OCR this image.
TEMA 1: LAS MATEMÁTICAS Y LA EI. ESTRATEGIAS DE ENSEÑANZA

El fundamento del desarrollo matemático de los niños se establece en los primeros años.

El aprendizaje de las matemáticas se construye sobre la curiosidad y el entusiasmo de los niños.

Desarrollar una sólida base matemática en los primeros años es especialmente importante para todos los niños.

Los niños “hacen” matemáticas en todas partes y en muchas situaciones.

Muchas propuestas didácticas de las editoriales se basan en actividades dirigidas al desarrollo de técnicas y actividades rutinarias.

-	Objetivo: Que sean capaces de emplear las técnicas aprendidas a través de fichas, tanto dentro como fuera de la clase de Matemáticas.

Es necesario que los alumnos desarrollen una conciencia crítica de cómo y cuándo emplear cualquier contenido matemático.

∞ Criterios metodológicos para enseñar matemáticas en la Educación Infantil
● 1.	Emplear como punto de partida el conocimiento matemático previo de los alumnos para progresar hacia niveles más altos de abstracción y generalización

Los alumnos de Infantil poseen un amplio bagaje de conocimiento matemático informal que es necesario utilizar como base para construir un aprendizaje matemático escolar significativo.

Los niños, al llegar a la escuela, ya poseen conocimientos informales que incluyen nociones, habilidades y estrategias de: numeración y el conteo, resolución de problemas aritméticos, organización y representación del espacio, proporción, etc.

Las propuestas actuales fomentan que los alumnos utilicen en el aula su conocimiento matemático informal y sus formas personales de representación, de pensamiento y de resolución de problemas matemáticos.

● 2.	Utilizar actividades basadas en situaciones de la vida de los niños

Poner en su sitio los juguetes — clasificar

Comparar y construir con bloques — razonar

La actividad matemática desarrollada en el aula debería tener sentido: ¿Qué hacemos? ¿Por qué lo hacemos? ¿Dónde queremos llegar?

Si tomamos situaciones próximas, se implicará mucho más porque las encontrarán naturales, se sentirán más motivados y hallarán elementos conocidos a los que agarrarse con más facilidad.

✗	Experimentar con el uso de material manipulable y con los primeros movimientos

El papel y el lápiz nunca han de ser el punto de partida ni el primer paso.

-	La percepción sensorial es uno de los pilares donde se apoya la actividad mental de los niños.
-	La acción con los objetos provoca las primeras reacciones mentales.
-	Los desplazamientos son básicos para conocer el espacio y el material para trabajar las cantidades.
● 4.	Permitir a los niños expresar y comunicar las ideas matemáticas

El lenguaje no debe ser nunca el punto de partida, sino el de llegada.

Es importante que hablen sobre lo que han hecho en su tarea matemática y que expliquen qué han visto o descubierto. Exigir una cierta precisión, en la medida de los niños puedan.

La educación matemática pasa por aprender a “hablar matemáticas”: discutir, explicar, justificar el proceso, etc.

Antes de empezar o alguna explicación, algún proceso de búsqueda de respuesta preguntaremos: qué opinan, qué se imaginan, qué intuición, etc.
■ ■ ■
» **Objective**: Your task is to quote the listing above word for word.

» **Final result**:
OCR this image.
TEMA 1: LAS MATEMÁTICAS Y LA EI. ESTRATEGIAS DE ENSEÑANZA

El fundamento del desarrollo matemático de los niños se establece en los primeros años.

El aprendizaje de las matemáticas se construye sobre la curiosidad y el entusiasmo de los niños.

Desarrollar una sólida base matemática en los primeros años es especialmente importante para todos los niños.

Los niños “hacen” matemáticas en todas partes y en muchas situaciones.

Muchas propuestas didácticas de las editoriales se basan en actividades dirigidas al desarrollo de técnicas y actividades rutinarias.

-	Objetivo: Que sean capaces de emplear las técnicas aprendidas a través de fichas, tanto dentro como fuera de la clase de Matemáticas.

Es necesario que los alumnos desarrollen una conciencia crítica de cómo y cuándo emplear cualquier contenido matemático.

∞ Criterios metodológicos para enseñar matemáticas en la Educación Infantil
● 1.	Emplear como punto de partida el conocimiento matemático previo de los alumnos para progresar hacia niveles más altos de abstracción y generalización

Los alumnos de Infantil poseen un amplio bagaje de conocimiento matemático informal que es necesario utilizar como base para construir un aprendizaje matemático escolar significativo.

Los niños, al llegar a la escuela, ya poseen conocimientos informales que incluyen nociones, habilidades y estrategias de: numeración y el conteo, resolución de problemas aritméticos, organización y representación del espacio, proporción, etc.

Las propuestas actuales fomentan que los alumnos utilicen en el aula su conocimiento matemático informal y sus formas personales de representación, de pensamiento y de resolución de problemas matemáticos.

● 2.	Utilizar actividades basadas en situaciones de la vida de los niños

Poner en su sitio los juguetes — clasificar

Comparar y construir con bloques — razonar

La actividad matemática desarrollada en el aula debería tener sentido: ¿Qué hacemos? ¿Por qué lo hacemos? ¿Dónde queremos llegar?

Si tomamos situaciones próximas, se implicará mucho más porque las encontrarán naturales, se sentirán más motivados y hallarán elementos conocidos a los que agarrarse con más facilidad.

✗	Experimentar con el uso de material manipulable y con los primeros movimientos

El papel y el lápiz nunca han de ser el punto de partida ni el primer paso.

-	La percepción sensorial es uno de los pilares donde se apoya la actividad mental de los niños.
-	La acción con los objetos provoca las primeras reacciones mentales.
-	Los desplazamientos son básicos para conocer el espacio y el material para trabajar las cantidades.
● 4.	Permitir a los niños expresar y comunicar las ideas matemáticas

El lenguaje no debe ser nunca el punto de partida, sino el de llegada.

Es importante que hablen sobre lo que han hecho en su tarea matemática y que expliquen qué han visto o descubierto. Exigir una cierta precisión, en la medida de los niños puedan.

La educación matemática pasa por aprender a “hablar matemáticas”: discutir, explicar, justificar el proceso, etc.

Antes de empezar o alguna explicación, algún proceso de búsqueda de respuesta preguntaremos: qué opinan, qué se imaginan, qué intuición, etc.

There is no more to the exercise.